#### GIVEN REQUEST:
Set the listing down again in full, word for word, with the pictures left out.
======
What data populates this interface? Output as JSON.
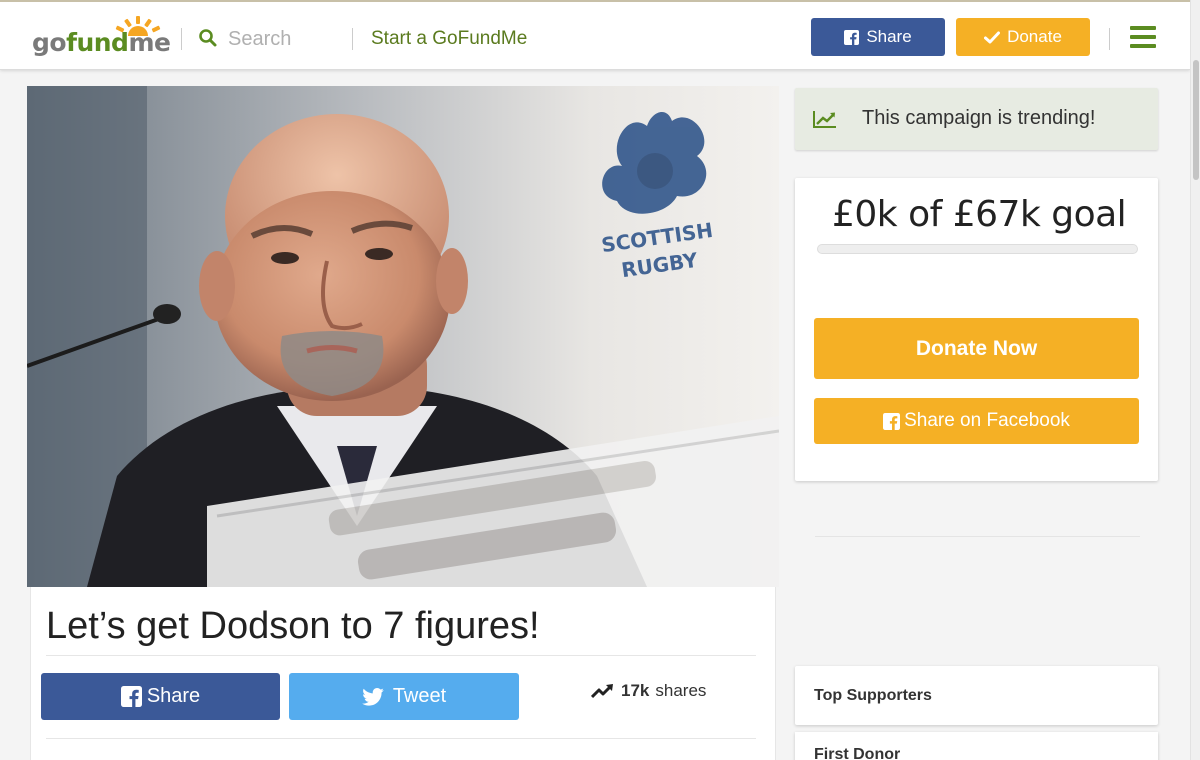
{
  "header": {
    "logo": {
      "go": "go",
      "fund": "fund",
      "me": "me"
    },
    "search_placeholder": "Search",
    "start_link": "Start a GoFundMe",
    "share_label": "Share",
    "donate_label": "Donate"
  },
  "campaign": {
    "title": "Let’s get Dodson to 7 figures!",
    "photo_sign_text": [
      "SCOTTISH",
      "RUGBY"
    ],
    "share_label": "Share",
    "tweet_label": "Tweet",
    "shares_count": "17k",
    "shares_label": "shares"
  },
  "sidebar": {
    "trending": "This campaign is trending!",
    "goal": "£0k of £67k goal",
    "progress_fraction": 0,
    "donate_now": "Donate Now",
    "share_facebook": "Share on Facebook",
    "top_supporters": "Top Supporters",
    "first_donor": "First Donor"
  },
  "colors": {
    "brand_green": "#5b8c21",
    "facebook_blue": "#3b5998",
    "twitter_blue": "#55acee",
    "donate_orange": "#f5b025",
    "trending_bg": "#e7ebe2"
  },
  "icons": [
    "search-icon",
    "facebook-icon",
    "check-icon",
    "hamburger-menu-icon",
    "twitter-icon",
    "trending-up-icon"
  ]
}
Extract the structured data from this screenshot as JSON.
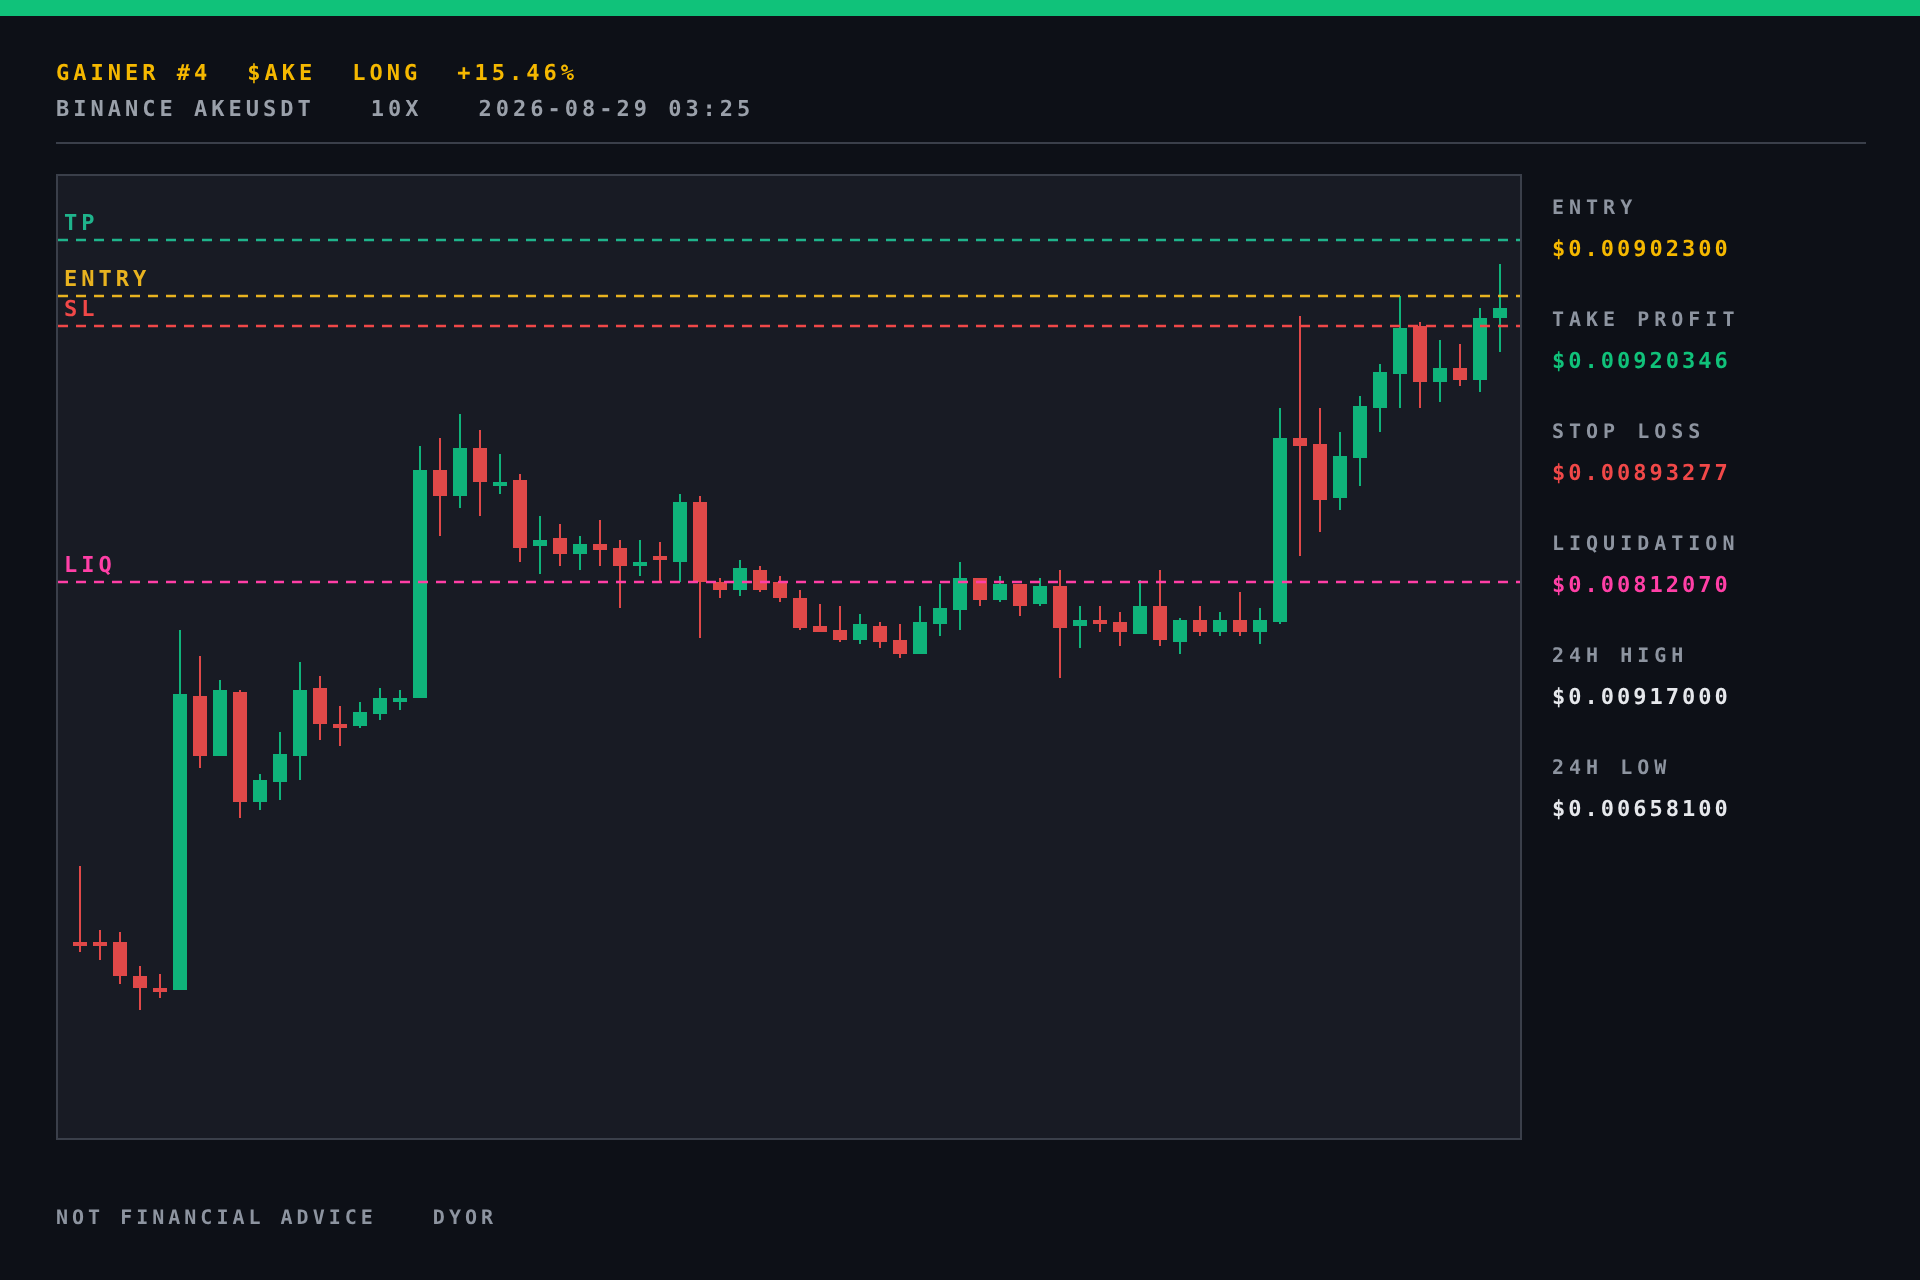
{
  "header": {
    "title": [
      "GAINER #4",
      "$AKE",
      "LONG",
      "+15.46%"
    ],
    "subtitle": [
      "BINANCE AKEUSDT",
      "10X",
      "2026-08-29 03:25"
    ]
  },
  "chart": {
    "levels": [
      {
        "kind": "tp",
        "label": "TP",
        "color": "#1fb48c"
      },
      {
        "kind": "entry",
        "label": "ENTRY",
        "color": "#e8b320"
      },
      {
        "kind": "sl",
        "label": "SL",
        "color": "#f04848"
      },
      {
        "kind": "liq",
        "label": "LIQ",
        "color": "#ff3fa6"
      }
    ]
  },
  "stats": [
    {
      "label": "ENTRY",
      "value": "$0.00902300",
      "color": "#f5b800"
    },
    {
      "label": "TAKE PROFIT",
      "value": "$0.00920346",
      "color": "#10c27a"
    },
    {
      "label": "STOP LOSS",
      "value": "$0.00893277",
      "color": "#f04848"
    },
    {
      "label": "LIQUIDATION",
      "value": "$0.00812070",
      "color": "#ff3fa6"
    },
    {
      "label": "24H HIGH",
      "value": "$0.00917000",
      "color": "#e6e8ec"
    },
    {
      "label": "24H LOW",
      "value": "$0.00658100",
      "color": "#e6e8ec"
    }
  ],
  "footer": [
    "NOT FINANCIAL ADVICE",
    "DYOR"
  ]
}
======
#### EXERCISE ANSWER:
What data populates this interface? Output as JSON.
{
  "header": {
    "logo": {
      "go": "go",
      "fund": "fund",
      "me": "me"
    },
    "search_placeholder": "Search",
    "start_link": "Start a GoFundMe",
    "share_label": "Share",
    "donate_label": "Donate"
  },
  "campaign": {
    "title": "Let’s get Dodson to 7 figures!",
    "photo_sign_text": [
      "SCOTTISH",
      "RUGBY"
    ],
    "share_label": "Share",
    "tweet_label": "Tweet",
    "shares_count": "17k",
    "shares_label": "shares"
  },
  "sidebar": {
    "trending": "This campaign is trending!",
    "goal": "£0k of £67k goal",
    "progress_fraction": 0,
    "donate_now": "Donate Now",
    "share_facebook": "Share on Facebook",
    "top_supporters": "Top Supporters",
    "first_donor": "First Donor"
  },
  "colors": {
    "brand_green": "#5b8c21",
    "facebook_blue": "#3b5998",
    "twitter_blue": "#55acee",
    "donate_orange": "#f5b025",
    "trending_bg": "#e7ebe2"
  },
  "icons": [
    "search-icon",
    "facebook-icon",
    "check-icon",
    "hamburger-menu-icon",
    "twitter-icon",
    "trending-up-icon"
  ]
}
Extract the structured data from this screenshot as JSON.
{
  "header": {
    "title": [
      "GAINER #4",
      "$AKE",
      "LONG",
      "+15.46%"
    ],
    "subtitle": [
      "BINANCE AKEUSDT",
      "10X",
      "2026-08-29 03:25"
    ]
  },
  "chart": {
    "levels": [
      {
        "kind": "tp",
        "label": "TP",
        "color": "#1fb48c"
      },
      {
        "kind": "entry",
        "label": "ENTRY",
        "color": "#e8b320"
      },
      {
        "kind": "sl",
        "label": "SL",
        "color": "#f04848"
      },
      {
        "kind": "liq",
        "label": "LIQ",
        "color": "#ff3fa6"
      }
    ]
  },
  "stats": [
    {
      "label": "ENTRY",
      "value": "$0.00902300",
      "color": "#f5b800"
    },
    {
      "label": "TAKE PROFIT",
      "value": "$0.00920346",
      "color": "#10c27a"
    },
    {
      "label": "STOP LOSS",
      "value": "$0.00893277",
      "color": "#f04848"
    },
    {
      "label": "LIQUIDATION",
      "value": "$0.00812070",
      "color": "#ff3fa6"
    },
    {
      "label": "24H HIGH",
      "value": "$0.00917000",
      "color": "#e6e8ec"
    },
    {
      "label": "24H LOW",
      "value": "$0.00658100",
      "color": "#e6e8ec"
    }
  ],
  "footer": [
    "NOT FINANCIAL ADVICE",
    "DYOR"
  ]
}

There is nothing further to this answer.